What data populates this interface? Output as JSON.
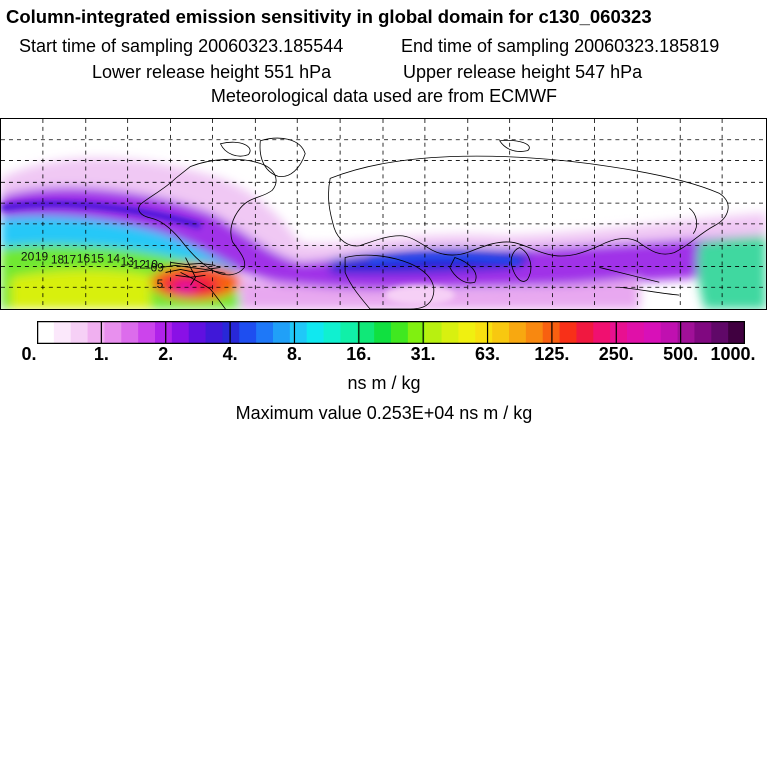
{
  "header": {
    "title": "Column-integrated emission sensitivity in global domain for c130_060323",
    "start_time": "Start time of sampling 20060323.185544",
    "end_time": "End time of sampling 20060323.185819",
    "lower_height": "Lower release height  551 hPa",
    "upper_height": "Upper release height  547 hPa",
    "met_data": "Meteorological data used are from ECMWF"
  },
  "map": {
    "trajectory_labels": [
      "20",
      "19",
      "18",
      "17",
      "16",
      "15",
      "14",
      "13",
      "12",
      "10",
      "09",
      "5"
    ]
  },
  "legend": {
    "tick_labels": [
      "0.",
      "1.",
      "2.",
      "4.",
      "8.",
      "16.",
      "31.",
      "63.",
      "125.",
      "250.",
      "500.",
      "1000."
    ],
    "colors": [
      "#ffffff",
      "#fbe8fb",
      "#f6d0f6",
      "#f0b0f0",
      "#e890ee",
      "#dc6cec",
      "#cc44ec",
      "#b022ea",
      "#8a10e6",
      "#6010e0",
      "#4018d8",
      "#2828d8",
      "#1e4ef0",
      "#1e78f8",
      "#20a0f8",
      "#20c8f8",
      "#10e8f0",
      "#10f0d0",
      "#10f0a8",
      "#10e878",
      "#10e040",
      "#40e820",
      "#80f010",
      "#b8f010",
      "#d8f010",
      "#f0f010",
      "#f8e010",
      "#f8c810",
      "#f8a810",
      "#f88810",
      "#f86010",
      "#f83018",
      "#f01840",
      "#f01070",
      "#e81090",
      "#e010a8",
      "#d810b8",
      "#c010b0",
      "#a01098",
      "#800880",
      "#600868",
      "#400040"
    ],
    "units": "ns m / kg",
    "maximum": "Maximum value  0.253E+04 ns m / kg"
  }
}
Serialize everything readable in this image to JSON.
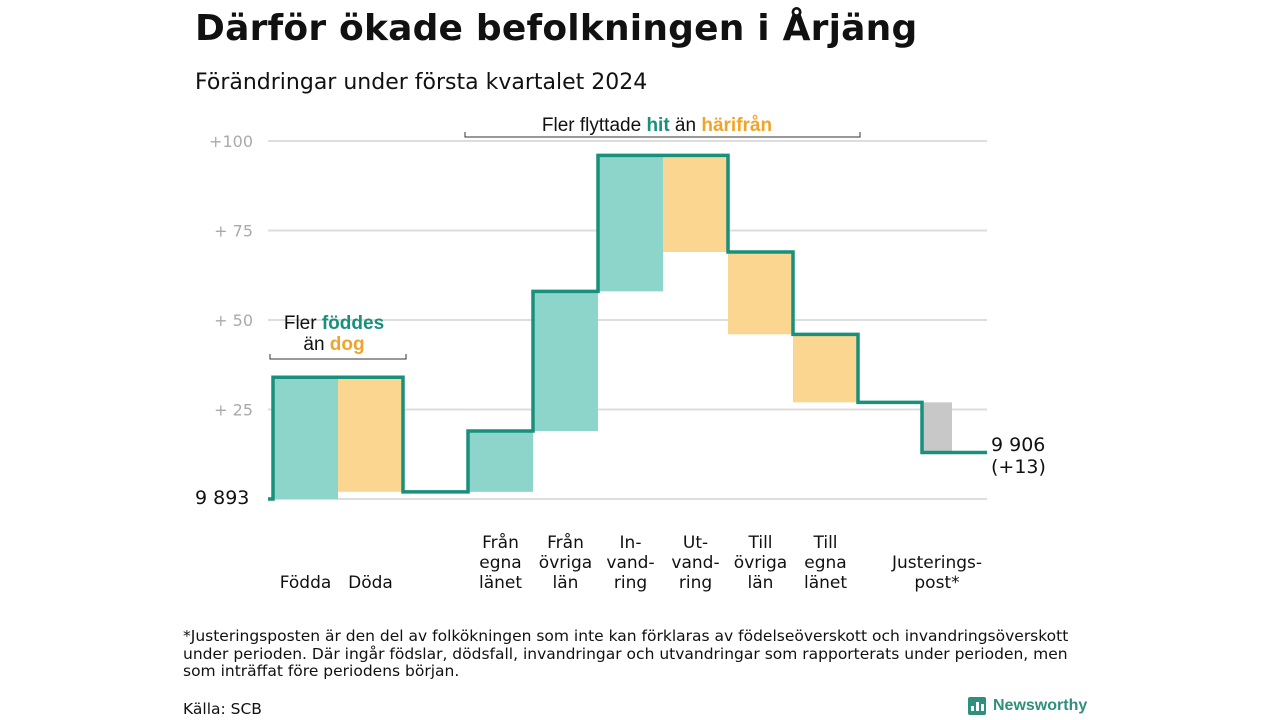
{
  "title": "Därför ökade befolkningen i Årjäng",
  "subtitle": "Förändringar under första kvartalet 2024",
  "chart_data": {
    "type": "waterfall",
    "start_value": 9893,
    "start_label": "9  893",
    "end_label_lines": [
      "9 906",
      "(+13)"
    ],
    "y_ticks": [
      {
        "value": 25,
        "label": "+  25"
      },
      {
        "value": 50,
        "label": "+  50"
      },
      {
        "value": 75,
        "label": "+  75"
      },
      {
        "value": 100,
        "label": "+100"
      }
    ],
    "ylim": [
      0,
      100
    ],
    "steps": [
      {
        "label_lines": [
          "Födda"
        ],
        "change": 34,
        "kind": "gain"
      },
      {
        "label_lines": [
          "Döda"
        ],
        "change": -32,
        "kind": "loss"
      },
      {
        "label_lines": [
          "Från",
          "egna",
          "länet"
        ],
        "change": 17,
        "kind": "gain"
      },
      {
        "label_lines": [
          "Från",
          "övriga",
          "län"
        ],
        "change": 39,
        "kind": "gain"
      },
      {
        "label_lines": [
          "In-",
          "vand-",
          "ring"
        ],
        "change": 38,
        "kind": "gain"
      },
      {
        "label_lines": [
          "Ut-",
          "vand-",
          "ring"
        ],
        "change": -27,
        "kind": "loss"
      },
      {
        "label_lines": [
          "Till",
          "övriga",
          "län"
        ],
        "change": -23,
        "kind": "loss"
      },
      {
        "label_lines": [
          "Till",
          "egna",
          "länet"
        ],
        "change": -19,
        "kind": "loss"
      },
      {
        "label_lines": [
          "Justerings-",
          "post*"
        ],
        "change": -14,
        "kind": "adjust"
      }
    ],
    "annotations": {
      "births": {
        "line1_pre": "Fler ",
        "line1_hl": "föddes",
        "line2_pre": "än ",
        "line2_hl": "dog"
      },
      "migration": {
        "pre": "Fler flyttade ",
        "hl1": "hit",
        "mid": " än ",
        "hl2": "härifrån"
      }
    },
    "colors": {
      "gain": "#8dd4cb",
      "loss": "#fbd690",
      "adjust": "#c8c8c8",
      "line": "#18907c",
      "gain_text": "#18907c",
      "loss_text": "#f0a52a",
      "grid": "#dddddd",
      "tick": "#aaaaaa"
    }
  },
  "footnote": "*Justeringsposten är den del av folkökningen som inte kan förklaras av födelseöverskott och invandringsöverskott under perioden. Där ingår födslar, dödsfall, invandringar och utvandringar som rapporterats under perioden, men som inträffat före periodens början.",
  "source": "Källa: SCB",
  "brand": "Newsworthy"
}
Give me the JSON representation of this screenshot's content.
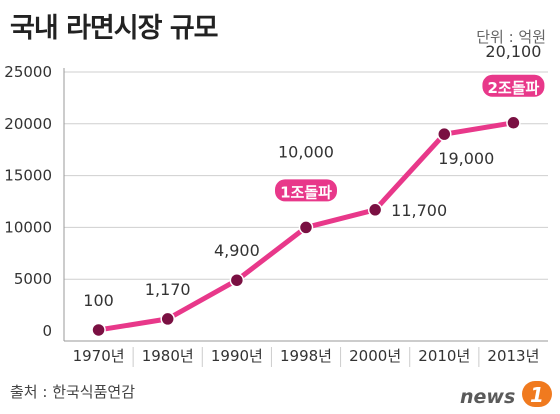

Your task -
Restate the whole of the material word for word without the pictures.

Response -
What data populates this interface? Output as JSON.
{
  "header": {
    "title": "Column-integrated emission sensitivity in global domain for c130_060323",
    "start_time": "Start time of sampling 20060323.185544",
    "end_time": "End time of sampling 20060323.185819",
    "lower_height": "Lower release height  551 hPa",
    "upper_height": "Upper release height  547 hPa",
    "met_data": "Meteorological data used are from ECMWF"
  },
  "map": {
    "trajectory_labels": [
      "20",
      "19",
      "18",
      "17",
      "16",
      "15",
      "14",
      "13",
      "12",
      "10",
      "09",
      "5"
    ]
  },
  "legend": {
    "tick_labels": [
      "0.",
      "1.",
      "2.",
      "4.",
      "8.",
      "16.",
      "31.",
      "63.",
      "125.",
      "250.",
      "500.",
      "1000."
    ],
    "colors": [
      "#ffffff",
      "#fbe8fb",
      "#f6d0f6",
      "#f0b0f0",
      "#e890ee",
      "#dc6cec",
      "#cc44ec",
      "#b022ea",
      "#8a10e6",
      "#6010e0",
      "#4018d8",
      "#2828d8",
      "#1e4ef0",
      "#1e78f8",
      "#20a0f8",
      "#20c8f8",
      "#10e8f0",
      "#10f0d0",
      "#10f0a8",
      "#10e878",
      "#10e040",
      "#40e820",
      "#80f010",
      "#b8f010",
      "#d8f010",
      "#f0f010",
      "#f8e010",
      "#f8c810",
      "#f8a810",
      "#f88810",
      "#f86010",
      "#f83018",
      "#f01840",
      "#f01070",
      "#e81090",
      "#e010a8",
      "#d810b8",
      "#c010b0",
      "#a01098",
      "#800880",
      "#600868",
      "#400040"
    ],
    "units": "ns m / kg",
    "maximum": "Maximum value  0.253E+04 ns m / kg"
  }
}
Serialize everything readable in this image to JSON.
{
  "title": "Därför ökade befolkningen i Årjäng",
  "subtitle": "Förändringar under första kvartalet 2024",
  "chart_data": {
    "type": "waterfall",
    "start_value": 9893,
    "start_label": "9  893",
    "end_label_lines": [
      "9 906",
      "(+13)"
    ],
    "y_ticks": [
      {
        "value": 25,
        "label": "+  25"
      },
      {
        "value": 50,
        "label": "+  50"
      },
      {
        "value": 75,
        "label": "+  75"
      },
      {
        "value": 100,
        "label": "+100"
      }
    ],
    "ylim": [
      0,
      100
    ],
    "steps": [
      {
        "label_lines": [
          "Födda"
        ],
        "change": 34,
        "kind": "gain"
      },
      {
        "label_lines": [
          "Döda"
        ],
        "change": -32,
        "kind": "loss"
      },
      {
        "label_lines": [
          "Från",
          "egna",
          "länet"
        ],
        "change": 17,
        "kind": "gain"
      },
      {
        "label_lines": [
          "Från",
          "övriga",
          "län"
        ],
        "change": 39,
        "kind": "gain"
      },
      {
        "label_lines": [
          "In-",
          "vand-",
          "ring"
        ],
        "change": 38,
        "kind": "gain"
      },
      {
        "label_lines": [
          "Ut-",
          "vand-",
          "ring"
        ],
        "change": -27,
        "kind": "loss"
      },
      {
        "label_lines": [
          "Till",
          "övriga",
          "län"
        ],
        "change": -23,
        "kind": "loss"
      },
      {
        "label_lines": [
          "Till",
          "egna",
          "länet"
        ],
        "change": -19,
        "kind": "loss"
      },
      {
        "label_lines": [
          "Justerings-",
          "post*"
        ],
        "change": -14,
        "kind": "adjust"
      }
    ],
    "annotations": {
      "births": {
        "line1_pre": "Fler ",
        "line1_hl": "föddes",
        "line2_pre": "än ",
        "line2_hl": "dog"
      },
      "migration": {
        "pre": "Fler flyttade ",
        "hl1": "hit",
        "mid": " än ",
        "hl2": "härifrån"
      }
    },
    "colors": {
      "gain": "#8dd4cb",
      "loss": "#fbd690",
      "adjust": "#c8c8c8",
      "line": "#18907c",
      "gain_text": "#18907c",
      "loss_text": "#f0a52a",
      "grid": "#dddddd",
      "tick": "#aaaaaa"
    }
  },
  "footnote": "*Justeringsposten är den del av folkökningen som inte kan förklaras av födelseöverskott och invandringsöverskott under perioden. Där ingår födslar, dödsfall, invandringar och utvandringar som rapporterats under perioden, men som inträffat före periodens början.",
  "source": "Källa: SCB",
  "brand": "Newsworthy"
}
Give me the JSON representation of this screenshot's content.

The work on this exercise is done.